*GIVEN REQUEST:* Give every line of the records below as a JSON list of strings, one string per line, with blank lines left out. Leave the pictures out of the list.
☆ ☆ ☆ ☆
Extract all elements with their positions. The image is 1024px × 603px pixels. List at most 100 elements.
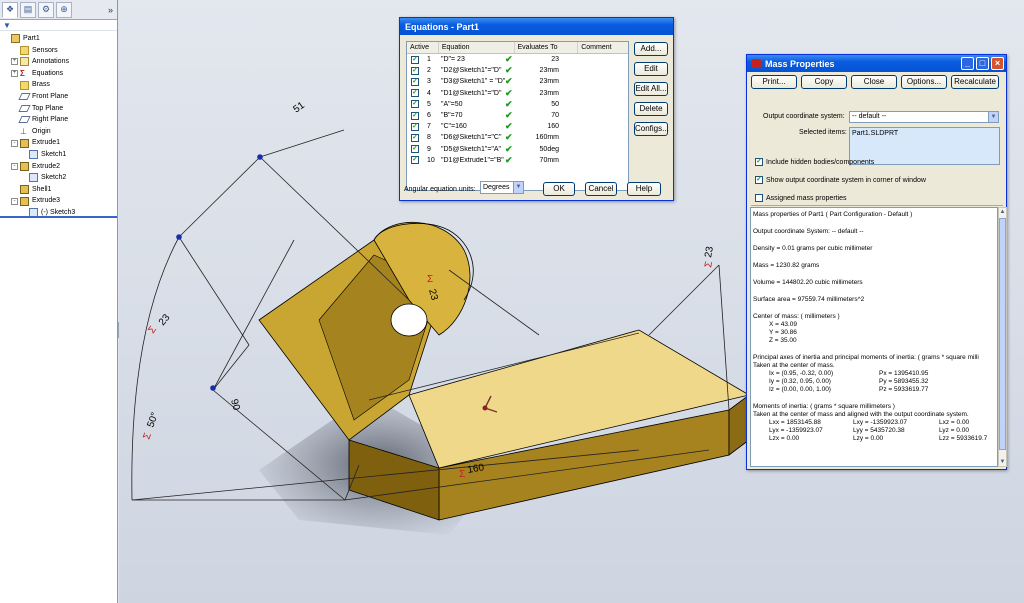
tree-item[interactable]: Right Plane <box>0 114 117 126</box>
equation-row[interactable]: ✓ 6 "B"=70 ✔ 70 <box>407 110 628 121</box>
equation-row[interactable]: ✓ 2 "D2@Sketch1"="D" ✔ 23mm <box>407 65 628 76</box>
dimension-23-left[interactable]: 23 <box>157 312 173 328</box>
active-checkbox[interactable]: ✓ <box>411 111 419 120</box>
sketch-point[interactable] <box>176 234 182 240</box>
active-checkbox[interactable]: ✓ <box>411 55 419 64</box>
equation-row[interactable]: ✓ 1 "D"= 23 ✔ 23 <box>407 54 628 65</box>
report-scrollbar[interactable]: ▲ ▼ <box>998 207 1007 467</box>
close-icon[interactable]: × <box>991 57 1004 70</box>
chevron-down-icon[interactable]: ▼ <box>988 112 998 122</box>
delete-equation-button[interactable]: Delete <box>634 102 668 116</box>
tree-item[interactable]: - Extrude3 <box>0 195 117 207</box>
col-evaluates[interactable]: Evaluates To <box>515 42 579 53</box>
property-manager-tab-icon[interactable]: ▤ <box>20 1 36 18</box>
equation-row[interactable]: ✓ 9 "D5@Sketch1"="A" ✔ 50deg <box>407 144 628 155</box>
equation-row[interactable]: ✓ 3 "D3@Sketch1" = "D" ✔ 23mm <box>407 76 628 87</box>
edit-all-button[interactable]: Edit All... <box>634 82 668 96</box>
include-hidden-checkbox[interactable]: ✓ Include hidden bodies/components <box>755 158 874 166</box>
equation-expression[interactable]: "A"=50 <box>441 101 505 108</box>
scroll-thumb[interactable] <box>999 218 1006 450</box>
sketch-point[interactable] <box>257 154 263 160</box>
tree-item[interactable]: - Extrude1 <box>0 137 117 149</box>
active-checkbox[interactable]: ✓ <box>411 156 419 165</box>
equation-expression[interactable]: "D5@Sketch1"="A" <box>441 146 505 153</box>
equation-expression[interactable]: "D2@Sketch1"="D" <box>441 67 505 74</box>
ok-button[interactable]: OK <box>543 182 575 196</box>
dimxpert-tab-icon[interactable]: ⊕ <box>56 1 72 18</box>
active-checkbox[interactable]: ✓ <box>411 77 419 86</box>
edit-equation-button[interactable]: Edit <box>634 62 668 76</box>
equation-expression[interactable]: "D"= 23 <box>441 56 505 63</box>
checkbox-icon[interactable]: ✓ <box>755 176 763 184</box>
tree-item[interactable]: - Extrude2 <box>0 161 117 173</box>
active-checkbox[interactable]: ✓ <box>411 133 419 142</box>
tree-item[interactable]: Top Plane <box>0 103 117 115</box>
equation-expression[interactable]: "B"=70 <box>441 112 505 119</box>
cancel-button[interactable]: Cancel <box>585 182 617 196</box>
collapse-icon[interactable]: - <box>11 139 18 147</box>
equation-expression[interactable]: "D3@Sketch1" = "D" <box>441 78 505 85</box>
scroll-down-icon[interactable]: ▼ <box>999 458 1006 466</box>
equation-row[interactable]: ✓ 10 "D1@Extrude1"="B" ✔ 70mm <box>407 155 628 166</box>
recalculate-button[interactable]: Recalculate <box>951 75 999 89</box>
angular-units-select[interactable]: Degrees ▼ <box>480 181 524 194</box>
equation-expression[interactable]: "D6@Sketch1"="C" <box>441 134 505 141</box>
col-equation[interactable]: Equation <box>439 42 515 53</box>
active-checkbox[interactable]: ✓ <box>411 145 419 154</box>
help-button[interactable]: Help <box>627 182 661 196</box>
collapse-icon[interactable]: - <box>11 197 18 205</box>
print-button[interactable]: Print... <box>751 75 797 89</box>
feature-tree-tab-icon[interactable]: ❖ <box>2 1 18 18</box>
options-button[interactable]: Options... <box>901 75 947 89</box>
checkbox-icon[interactable] <box>755 194 763 202</box>
chevron-down-icon[interactable]: ▼ <box>513 182 523 193</box>
expand-icon[interactable]: + <box>11 58 18 66</box>
equation-row[interactable]: ✓ 5 "A"=50 ✔ 50 <box>407 99 628 110</box>
active-checkbox[interactable]: ✓ <box>411 66 419 75</box>
rollback-bar[interactable] <box>0 216 117 218</box>
collapse-icon[interactable]: - <box>11 162 18 170</box>
equations-list[interactable]: Active Equation Evaluates To Comment ✓ 1 "… <box>406 41 629 191</box>
tree-item[interactable]: Front Plane <box>0 91 117 103</box>
configs-button[interactable]: Configs... <box>634 122 669 136</box>
equation-expression[interactable]: "C"=160 <box>441 123 505 130</box>
copy-button[interactable]: Copy <box>801 75 847 89</box>
tree-item[interactable]: Sketch2 <box>0 172 117 184</box>
tree-item[interactable]: Shell1 <box>0 184 117 196</box>
expand-panel-icon[interactable]: » <box>108 5 113 15</box>
tree-item[interactable]: ⊥ Origin <box>0 126 117 138</box>
tree-item[interactable]: Brass <box>0 79 117 91</box>
filter-icon[interactable]: ▼ <box>0 20 117 31</box>
equation-row[interactable]: ✓ 7 "C"=160 ✔ 160 <box>407 121 628 132</box>
minimize-icon[interactable]: _ <box>961 57 974 70</box>
active-checkbox[interactable]: ✓ <box>411 122 419 131</box>
equation-row[interactable]: ✓ 8 "D6@Sketch1"="C" ✔ 160mm <box>407 132 628 143</box>
add-equation-button[interactable]: Add... <box>634 42 668 56</box>
equation-expression[interactable]: "D1@Extrude1"="B" <box>441 157 505 164</box>
sketch-point[interactable] <box>210 385 216 391</box>
col-active[interactable]: Active <box>407 42 439 53</box>
tree-item[interactable]: + Annotations <box>0 56 117 68</box>
expand-icon[interactable]: + <box>11 70 18 78</box>
tree-item[interactable]: + Σ Equations <box>0 68 117 80</box>
scroll-up-icon[interactable]: ▲ <box>999 208 1006 216</box>
tree-item[interactable]: Part1 <box>0 33 117 45</box>
maximize-icon[interactable]: □ <box>976 57 989 70</box>
checkbox-icon[interactable]: ✓ <box>755 158 763 166</box>
coord-system-select[interactable]: -- default -- ▼ <box>849 111 999 123</box>
dimension-90[interactable]: 90 <box>228 398 242 412</box>
active-checkbox[interactable]: ✓ <box>411 89 419 98</box>
configuration-manager-tab-icon[interactable]: ⚙ <box>38 1 54 18</box>
dimension-23-right[interactable]: 23 <box>703 245 716 258</box>
active-checkbox[interactable]: ✓ <box>411 100 419 109</box>
col-comment[interactable]: Comment <box>578 42 628 53</box>
tree-item[interactable]: Sensors <box>0 45 117 57</box>
tree-item[interactable]: Sketch1 <box>0 149 117 161</box>
equation-row[interactable]: ✓ 4 "D1@Sketch1"="D" ✔ 23mm <box>407 88 628 99</box>
close-button[interactable]: Close <box>851 75 897 89</box>
assigned-mass-checkbox[interactable]: Assigned mass properties <box>755 194 847 202</box>
dimension-51[interactable]: 51 <box>291 100 307 116</box>
show-coord-checkbox[interactable]: ✓ Show output coordinate system in corne… <box>755 176 926 184</box>
equation-expression[interactable]: "D1@Sketch1"="D" <box>441 90 505 97</box>
mass-properties-report[interactable]: Mass properties of Part1 ( Part Configur… <box>750 207 998 467</box>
☆ ☆ ☆ ☆
*RESPONSE:*
[
  "Extract all elements with their positions. The image is 1024px × 603px pixels. List at most 100 elements.",
  "tree-item[interactable]: Right Plane <box>0 114 117 126</box>",
  "equation-row[interactable]: ✓ 6 \"B\"=70 ✔ 70 <box>407 110 628 121</box>",
  "equation-row[interactable]: ✓ 2 \"D2@Sketch1\"=\"D\" ✔ 23mm <box>407 65 628 76</box>",
  "dimension-23-left[interactable]: 23 <box>157 312 173 328</box>",
  "active-checkbox[interactable]: ✓ <box>411 111 419 120</box>",
  "sketch-point[interactable] <box>176 234 182 240</box>",
  "active-checkbox[interactable]: ✓ <box>411 55 419 64</box>",
  "equation-row[interactable]: ✓ 1 \"D\"= 23 ✔ 23 <box>407 54 628 65</box>",
  "report-scrollbar[interactable]: ▲ ▼ <box>998 207 1007 467</box>",
  "close-icon[interactable]: × <box>991 57 1004 70</box>",
  "chevron-down-icon[interactable]: ▼ <box>988 112 998 122</box>",
  "delete-equation-button[interactable]: Delete <box>634 102 668 116</box>",
  "tree-item[interactable]: - Extrude3 <box>0 195 117 207</box>",
  "col-evaluates[interactable]: Evaluates To <box>515 42 579 53</box>",
  "property-manager-tab-icon[interactable]: ▤ <box>20 1 36 18</box>",
  "equation-row[interactable]: ✓ 9 \"D5@Sketch1\"=\"A\" ✔ 50deg <box>407 144 628 155</box>",
  "equation-row[interactable]: ✓ 3 \"D3@Sketch1\" = \"D\" ✔ 23mm <box>407 76 628 87</box>",
  "edit-all-button[interactable]: Edit All... <box>634 82 668 96</box>",
  "include-hidden-checkbox[interactable]: ✓ Include hidden bodies/components <box>755 158 874 166</box>",
  "equation-expression[interactable]: \"A\"=50 <box>441 101 505 108</box>",
  "scroll-thumb[interactable] <box>999 218 1006 450</box>",
  "sketch-point[interactable] <box>257 154 263 160</box>",
  "tree-item[interactable]: - Extrude1 <box>0 137 117 149</box>",
  "active-checkbox[interactable]: ✓ <box>411 156 419 165</box>",
  "equation-expression[interactable]: \"D5@Sketch1\"=\"A\" <box>441 146 505 153</box>",
  "equation-expression[interactable]: \"D2@Sketch1\"=\"D\" <box>441 67 505 74</box>",
  "ok-button[interactable]: OK <box>543 182 575 196</box>",
  "dimxpert-tab-icon[interactable]: ⊕ <box>56 1 72 18</box>",
  "active-checkbox[interactable]: ✓ <box>411 77 419 86</box>",
  "edit-equation-button[interactable]: Edit <box>634 62 668 76</box>",
  "equation-expression[interactable]: \"D\"= 23 <box>441 56 505 63</box>",
  "checkbox-icon[interactable]: ✓ <box>755 176 763 184</box>",
  "tree-item[interactable]: - Extrude2 <box>0 161 117 173</box>",
  "active-checkbox[interactable]: ✓ <box>411 133 419 142</box>",
  "tree-item[interactable]: Top Plane <box>0 103 117 115</box>",
  "equation-expression[interactable]: \"B\"=70 <box>441 112 505 119</box>",
  "cancel-button[interactable]: Cancel <box>585 182 617 196</box>",
  "collapse-icon[interactable]: - <box>11 139 18 147</box>",
  "equation-expression[interactable]: \"D3@Sketch1\" = \"D\" <box>441 78 505 85</box>",
  "scroll-down-icon[interactable]: ▼ <box>999 458 1006 466</box>",
  "equation-row[interactable]: ✓ 10 \"D1@Extrude1\"=\"B\" ✔ 70mm <box>407 155 628 166</box>",
  "recalculate-button[interactable]: Recalculate <box>951 75 999 89</box>",
  "angular-units-select[interactable]: Degrees ▼ <box>480 181 524 194</box>",
  "equation-expression[interactable]: \"D6@Sketch1\"=\"C\" <box>441 134 505 141</box>",
  "col-equation[interactable]: Equation <box>439 42 515 53</box>",
  "active-checkbox[interactable]: ✓ <box>411 145 419 154</box>",
  "help-button[interactable]: Help <box>627 182 661 196</box>",
  "collapse-icon[interactable]: - <box>11 197 18 205</box>",
  "print-button[interactable]: Print... <box>751 75 797 89</box>",
  "feature-tree-tab-icon[interactable]: ❖ <box>2 1 18 18</box>",
  "options-button[interactable]: Options... <box>901 75 947 89</box>",
  "checkbox-icon[interactable] <box>755 194 763 202</box>",
  "chevron-down-icon[interactable]: ▼ <box>513 182 523 193</box>",
  "expand-icon[interactable]: + <box>11 58 18 66</box>",
  "equation-row[interactable]: ✓ 5 \"A\"=50 ✔ 50 <box>407 99 628 110</box>",
  "active-checkbox[interactable]: ✓ <box>411 66 419 75</box>",
  "rollback-bar[interactable] <box>0 216 117 218</box>",
  "collapse-icon[interactable]: - <box>11 162 18 170</box>",
  "equations-list[interactable]: Active Equation Evaluates To Comment ✓ 1 \"… <box>406 41 629 191</box>",
  "tree-item[interactable]: Front Plane <box>0 91 117 103</box>",
  "configs-button[interactable]: Configs... <box>634 122 669 136</box>",
  "equation-expression[interactable]: \"C\"=160 <box>441 123 505 130</box>",
  "copy-button[interactable]: Copy <box>801 75 847 89</box>",
  "tree-item[interactable]: Sketch2 <box>0 172 117 184</box>",
  "tree-item[interactable]: Shell1 <box>0 184 117 196</box>",
  "expand-panel-icon[interactable]: » <box>108 5 113 15</box>",
  "tree-item[interactable]: ⊥ Origin <box>0 126 117 138</box>",
  "tree-item[interactable]: Brass <box>0 79 117 91</box>",
  "filter-icon[interactable]: ▼ <box>0 20 117 31</box>",
  "equation-row[interactable]: ✓ 7 \"C\"=160 ✔ 160 <box>407 121 628 132</box>",
  "minimize-icon[interactable]: _ <box>961 57 974 70</box>",
  "active-checkbox[interactable]: ✓ <box>411 122 419 131</box>",
  "equation-row[interactable]: ✓ 8 \"D6@Sketch1\"=\"C\" ✔ 160mm <box>407 132 628 143</box>",
  "add-equation-button[interactable]: Add... <box>634 42 668 56</box>",
  "equation-expression[interactable]: \"D1@Extrude1\"=\"B\" <box>441 157 505 164</box>",
  "sketch-point[interactable] <box>210 385 216 391</box>",
  "col-active[interactable]: Active <box>407 42 439 53</box>",
  "tree-item[interactable]: + Annotations <box>0 56 117 68</box>",
  "expand-icon[interactable]: + <box>11 70 18 78</box>",
  "tree-item[interactable]: + Σ Equations <box>0 68 117 80</box>",
  "scroll-up-icon[interactable]: ▲ <box>999 208 1006 216</box>",
  "tree-item[interactable]: Part1 <box>0 33 117 45</box>",
  "maximize-icon[interactable]: □ <box>976 57 989 70</box>",
  "checkbox-icon[interactable]: ✓ <box>755 158 763 166</box>",
  "coord-system-select[interactable]: -- default -- ▼ <box>849 111 999 123</box>",
  "dimension-90[interactable]: 90 <box>228 398 242 412</box>",
  "active-checkbox[interactable]: ✓ <box>411 89 419 98</box>",
  "configuration-manager-tab-icon[interactable]: ⚙ <box>38 1 54 18</box>",
  "dimension-23-right[interactable]: 23 <box>703 245 716 258</box>",
  "active-checkbox[interactable]: ✓ <box>411 100 419 109</box>",
  "col-comment[interactable]: Comment <box>578 42 628 53</box>",
  "tree-item[interactable]: Sensors <box>0 45 117 57</box>",
  "tree-item[interactable]: Sketch1 <box>0 149 117 161</box>",
  "equation-row[interactable]: ✓ 4 \"D1@Sketch1\"=\"D\" ✔ 23mm <box>407 88 628 99</box>",
  "close-button[interactable]: Close <box>851 75 897 89</box>",
  "assigned-mass-checkbox[interactable]: Assigned mass properties <box>755 194 847 202</box>",
  "dimension-51[interactable]: 51 <box>291 100 307 116</box>",
  "show-coord-checkbox[interactable]: ✓ Show output coordinate system in corne… <box>755 176 926 184</box>",
  "equation-expression[interactable]: \"D1@Sketch1\"=\"D\" <box>441 90 505 97</box>",
  "mass-properties-report[interactable]: Mass properties of Part1 ( Part Configur… <box>750 207 998 467</box>"
]